## [DIRECTIONS FOR THIS TASK]
Print the listing as it stands, omitting all images.

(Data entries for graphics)
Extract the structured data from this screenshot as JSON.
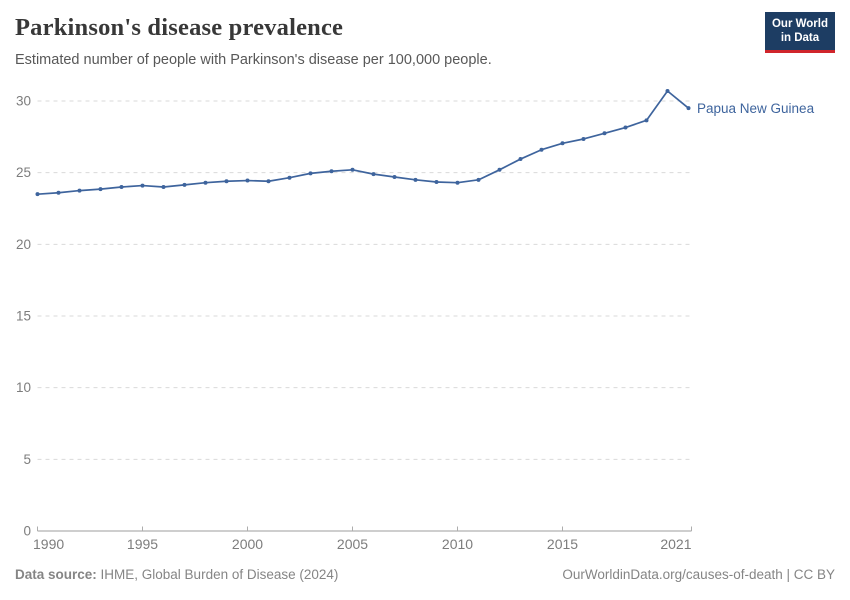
{
  "header": {
    "title": "Parkinson's disease prevalence",
    "subtitle": "Estimated number of people with Parkinson's disease per 100,000 people.",
    "logo": {
      "line1": "Our World",
      "line2": "in Data",
      "bg_color": "#1d3d63",
      "stripe_color": "#d0252b"
    }
  },
  "chart_data": {
    "type": "line",
    "title": "Parkinson's disease prevalence",
    "xlabel": "",
    "ylabel": "",
    "xlim": [
      1990,
      2021
    ],
    "ylim": [
      0,
      30
    ],
    "yticks": [
      0,
      5,
      10,
      15,
      20,
      25,
      30
    ],
    "xticks": [
      1990,
      1995,
      2000,
      2005,
      2010,
      2015,
      2021
    ],
    "grid": "horizontal-dashed",
    "legend_position": "end-of-line-label",
    "colors": {
      "grid": "#dadada",
      "tick_label": "#7d7d7d",
      "axis": "#9c9c9c",
      "tick_mark": "#adadad"
    },
    "series": [
      {
        "name": "Papua New Guinea",
        "color": "#3e649d",
        "x": [
          1990,
          1991,
          1992,
          1993,
          1994,
          1995,
          1996,
          1997,
          1998,
          1999,
          2000,
          2001,
          2002,
          2003,
          2004,
          2005,
          2006,
          2007,
          2008,
          2009,
          2010,
          2011,
          2012,
          2013,
          2014,
          2015,
          2016,
          2017,
          2018,
          2019,
          2020,
          2021
        ],
        "values": [
          23.5,
          23.6,
          23.75,
          23.85,
          24.0,
          24.1,
          24.0,
          24.15,
          24.3,
          24.4,
          24.45,
          24.4,
          24.65,
          24.95,
          25.1,
          25.2,
          24.9,
          24.7,
          24.5,
          24.35,
          24.3,
          24.5,
          25.2,
          25.95,
          26.6,
          27.05,
          27.35,
          27.75,
          28.15,
          28.65,
          30.7,
          29.5
        ]
      }
    ]
  },
  "footer": {
    "source_label": "Data source:",
    "source_text": " IHME, Global Burden of Disease (2024)",
    "credit": "OurWorldinData.org/causes-of-death | CC BY"
  }
}
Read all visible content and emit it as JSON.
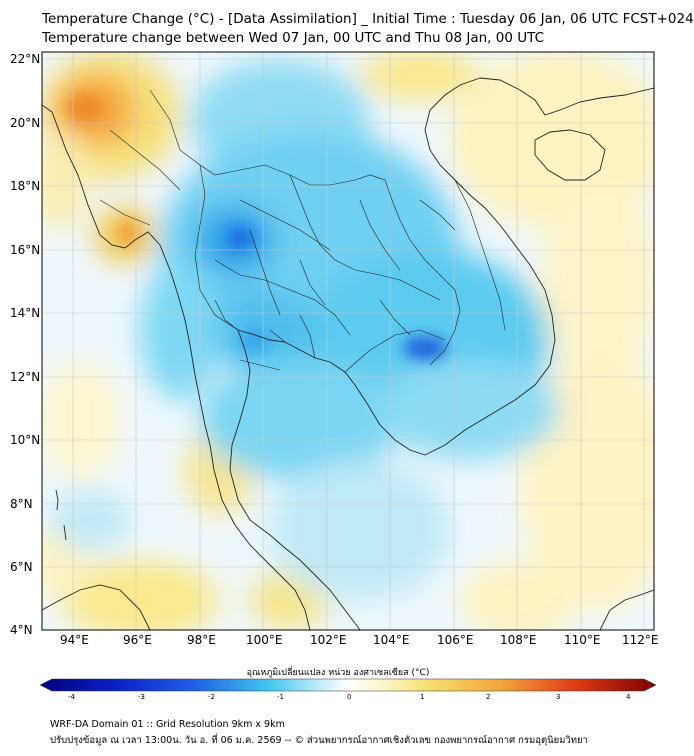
{
  "title_line1": "Temperature Change (°C) - [Data Assimilation] _ Initial Time : Tuesday 06 Jan, 06 UTC FCST+024",
  "title_line2": "Temperature change between Wed 07 Jan, 00 UTC and Thu 08 Jan, 00 UTC",
  "lat_labels": [
    "22°N",
    "20°N",
    "18°N",
    "16°N",
    "14°N",
    "12°N",
    "10°N",
    "8°N",
    "6°N",
    "4°N"
  ],
  "lon_labels": [
    "94°E",
    "96°E",
    "98°E",
    "100°E",
    "102°E",
    "104°E",
    "106°E",
    "108°E",
    "110°E",
    "112°E"
  ],
  "colorbar": {
    "label": "อุณหภูมิเปลี่ยนแปลง หน่วย องศาเซลเซียส (°C)",
    "ticks": [
      "-4",
      "-3",
      "-2",
      "-1",
      "0",
      "1",
      "2",
      "3",
      "4"
    ],
    "colors": {
      "cold": "#00008b",
      "cool": "#3fc6f0",
      "neutral": "#ffffff",
      "warm": "#f5d24a",
      "hot": "#7a0000"
    }
  },
  "footer_line1": "WRF-DA Domain 01 :: Grid Resolution 9km x 9km",
  "footer_line2": "ปรับปรุงข้อมูล ณ เวลา 13:00น. วัน อ. ที่ 06 ม.ค. 2569 -- © ส่วนพยากรณ์อากาศเชิงตัวเลข กองพยากรณ์อากาศ กรมอุตุนิยมวิทยา"
}
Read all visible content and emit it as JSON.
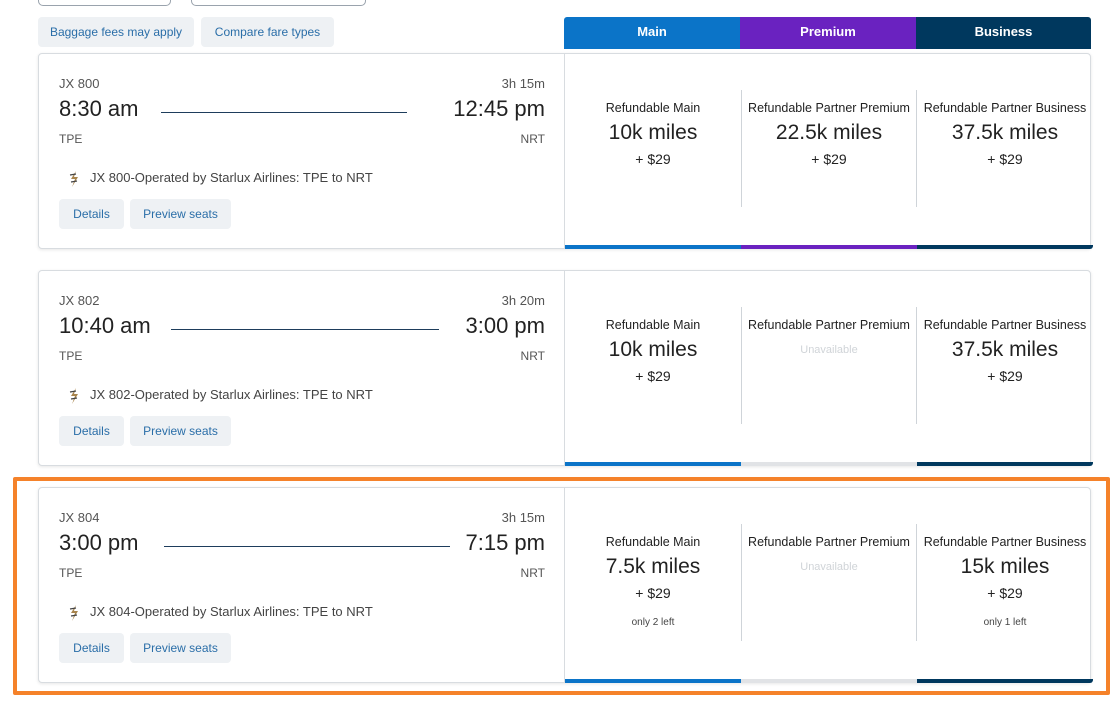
{
  "toolbar": {
    "baggage_label": "Baggage fees may apply",
    "compare_label": "Compare fare types"
  },
  "columns": [
    {
      "label": "Main",
      "color": "#0b74c8"
    },
    {
      "label": "Premium",
      "color": "#6a22c0"
    },
    {
      "label": "Business",
      "color": "#00385e"
    }
  ],
  "flights": [
    {
      "number": "JX 800",
      "duration": "3h 15m",
      "depart_time": "8:30 am",
      "arrive_time": "12:45 pm",
      "depart_code": "TPE",
      "arrive_code": "NRT",
      "operated_by": "JX 800-Operated by Starlux Airlines: TPE to NRT",
      "details_label": "Details",
      "preview_label": "Preview seats",
      "fares": [
        {
          "name": "Refundable Main",
          "miles": "10k miles",
          "fee": "+ $29",
          "note": ""
        },
        {
          "name": "Refundable Partner Premium",
          "miles": "22.5k miles",
          "fee": "+ $29",
          "note": ""
        },
        {
          "name": "Refundable Partner Business",
          "miles": "37.5k miles",
          "fee": "+ $29",
          "note": ""
        }
      ]
    },
    {
      "number": "JX 802",
      "duration": "3h 20m",
      "depart_time": "10:40 am",
      "arrive_time": "3:00 pm",
      "depart_code": "TPE",
      "arrive_code": "NRT",
      "operated_by": "JX 802-Operated by Starlux Airlines: TPE to NRT",
      "details_label": "Details",
      "preview_label": "Preview seats",
      "fares": [
        {
          "name": "Refundable Main",
          "miles": "10k miles",
          "fee": "+ $29",
          "note": ""
        },
        {
          "name": "Refundable Partner Premium",
          "unavailable": "Unavailable"
        },
        {
          "name": "Refundable Partner Business",
          "miles": "37.5k miles",
          "fee": "+ $29",
          "note": ""
        }
      ]
    },
    {
      "number": "JX 804",
      "duration": "3h 15m",
      "depart_time": "3:00 pm",
      "arrive_time": "7:15 pm",
      "depart_code": "TPE",
      "arrive_code": "NRT",
      "operated_by": "JX 804-Operated by Starlux Airlines: TPE to NRT",
      "details_label": "Details",
      "preview_label": "Preview seats",
      "fares": [
        {
          "name": "Refundable Main",
          "miles": "7.5k miles",
          "fee": "+ $29",
          "note": "only 2 left"
        },
        {
          "name": "Refundable Partner Premium",
          "unavailable": "Unavailable"
        },
        {
          "name": "Refundable Partner Business",
          "miles": "15k miles",
          "fee": "+ $29",
          "note": "only 1 left"
        }
      ]
    }
  ],
  "colors": {
    "unavailable_bar": "#e1e3e6",
    "highlight": "#f5822a"
  }
}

## [TASK SOLUTION]
Extract the structured data from this screenshot as JSON.
{
  "header": {
    "title": "Parkinson's disease prevalence",
    "subtitle": "Estimated number of people with Parkinson's disease per 100,000 people.",
    "logo": {
      "line1": "Our World",
      "line2": "in Data",
      "bg_color": "#1d3d63",
      "stripe_color": "#d0252b"
    }
  },
  "chart_data": {
    "type": "line",
    "title": "Parkinson's disease prevalence",
    "xlabel": "",
    "ylabel": "",
    "xlim": [
      1990,
      2021
    ],
    "ylim": [
      0,
      30
    ],
    "yticks": [
      0,
      5,
      10,
      15,
      20,
      25,
      30
    ],
    "xticks": [
      1990,
      1995,
      2000,
      2005,
      2010,
      2015,
      2021
    ],
    "grid": "horizontal-dashed",
    "legend_position": "end-of-line-label",
    "colors": {
      "grid": "#dadada",
      "tick_label": "#7d7d7d",
      "axis": "#9c9c9c",
      "tick_mark": "#adadad"
    },
    "series": [
      {
        "name": "Papua New Guinea",
        "color": "#3e649d",
        "x": [
          1990,
          1991,
          1992,
          1993,
          1994,
          1995,
          1996,
          1997,
          1998,
          1999,
          2000,
          2001,
          2002,
          2003,
          2004,
          2005,
          2006,
          2007,
          2008,
          2009,
          2010,
          2011,
          2012,
          2013,
          2014,
          2015,
          2016,
          2017,
          2018,
          2019,
          2020,
          2021
        ],
        "values": [
          23.5,
          23.6,
          23.75,
          23.85,
          24.0,
          24.1,
          24.0,
          24.15,
          24.3,
          24.4,
          24.45,
          24.4,
          24.65,
          24.95,
          25.1,
          25.2,
          24.9,
          24.7,
          24.5,
          24.35,
          24.3,
          24.5,
          25.2,
          25.95,
          26.6,
          27.05,
          27.35,
          27.75,
          28.15,
          28.65,
          30.7,
          29.5
        ]
      }
    ]
  },
  "footer": {
    "source_label": "Data source:",
    "source_text": " IHME, Global Burden of Disease (2024)",
    "credit": "OurWorldinData.org/causes-of-death | CC BY"
  }
}
Read all visible content and emit it as JSON.
{
  "title_line1": "Temperature Change (°C) - [Data Assimilation] _ Initial Time : Tuesday 06 Jan, 06 UTC FCST+024",
  "title_line2": "Temperature change between Wed 07 Jan, 00 UTC and Thu 08 Jan, 00 UTC",
  "lat_labels": [
    "22°N",
    "20°N",
    "18°N",
    "16°N",
    "14°N",
    "12°N",
    "10°N",
    "8°N",
    "6°N",
    "4°N"
  ],
  "lon_labels": [
    "94°E",
    "96°E",
    "98°E",
    "100°E",
    "102°E",
    "104°E",
    "106°E",
    "108°E",
    "110°E",
    "112°E"
  ],
  "colorbar": {
    "label": "อุณหภูมิเปลี่ยนแปลง หน่วย องศาเซลเซียส (°C)",
    "ticks": [
      "-4",
      "-3",
      "-2",
      "-1",
      "0",
      "1",
      "2",
      "3",
      "4"
    ],
    "colors": {
      "cold": "#00008b",
      "cool": "#3fc6f0",
      "neutral": "#ffffff",
      "warm": "#f5d24a",
      "hot": "#7a0000"
    }
  },
  "footer_line1": "WRF-DA Domain 01 :: Grid Resolution 9km x 9km",
  "footer_line2": "ปรับปรุงข้อมูล ณ เวลา 13:00น. วัน อ. ที่ 06 ม.ค. 2569 -- © ส่วนพยากรณ์อากาศเชิงตัวเลข กองพยากรณ์อากาศ กรมอุตุนิยมวิทยา"
}
Read all visible content and emit it as JSON.
{
  "toolbar": {
    "baggage_label": "Baggage fees may apply",
    "compare_label": "Compare fare types"
  },
  "columns": [
    {
      "label": "Main",
      "color": "#0b74c8"
    },
    {
      "label": "Premium",
      "color": "#6a22c0"
    },
    {
      "label": "Business",
      "color": "#00385e"
    }
  ],
  "flights": [
    {
      "number": "JX 800",
      "duration": "3h 15m",
      "depart_time": "8:30 am",
      "arrive_time": "12:45 pm",
      "depart_code": "TPE",
      "arrive_code": "NRT",
      "operated_by": "JX 800-Operated by Starlux Airlines: TPE to NRT",
      "details_label": "Details",
      "preview_label": "Preview seats",
      "fares": [
        {
          "name": "Refundable Main",
          "miles": "10k miles",
          "fee": "+ $29",
          "note": ""
        },
        {
          "name": "Refundable Partner Premium",
          "miles": "22.5k miles",
          "fee": "+ $29",
          "note": ""
        },
        {
          "name": "Refundable Partner Business",
          "miles": "37.5k miles",
          "fee": "+ $29",
          "note": ""
        }
      ]
    },
    {
      "number": "JX 802",
      "duration": "3h 20m",
      "depart_time": "10:40 am",
      "arrive_time": "3:00 pm",
      "depart_code": "TPE",
      "arrive_code": "NRT",
      "operated_by": "JX 802-Operated by Starlux Airlines: TPE to NRT",
      "details_label": "Details",
      "preview_label": "Preview seats",
      "fares": [
        {
          "name": "Refundable Main",
          "miles": "10k miles",
          "fee": "+ $29",
          "note": ""
        },
        {
          "name": "Refundable Partner Premium",
          "unavailable": "Unavailable"
        },
        {
          "name": "Refundable Partner Business",
          "miles": "37.5k miles",
          "fee": "+ $29",
          "note": ""
        }
      ]
    },
    {
      "number": "JX 804",
      "duration": "3h 15m",
      "depart_time": "3:00 pm",
      "arrive_time": "7:15 pm",
      "depart_code": "TPE",
      "arrive_code": "NRT",
      "operated_by": "JX 804-Operated by Starlux Airlines: TPE to NRT",
      "details_label": "Details",
      "preview_label": "Preview seats",
      "fares": [
        {
          "name": "Refundable Main",
          "miles": "7.5k miles",
          "fee": "+ $29",
          "note": "only 2 left"
        },
        {
          "name": "Refundable Partner Premium",
          "unavailable": "Unavailable"
        },
        {
          "name": "Refundable Partner Business",
          "miles": "15k miles",
          "fee": "+ $29",
          "note": "only 1 left"
        }
      ]
    }
  ],
  "colors": {
    "unavailable_bar": "#e1e3e6",
    "highlight": "#f5822a"
  }
}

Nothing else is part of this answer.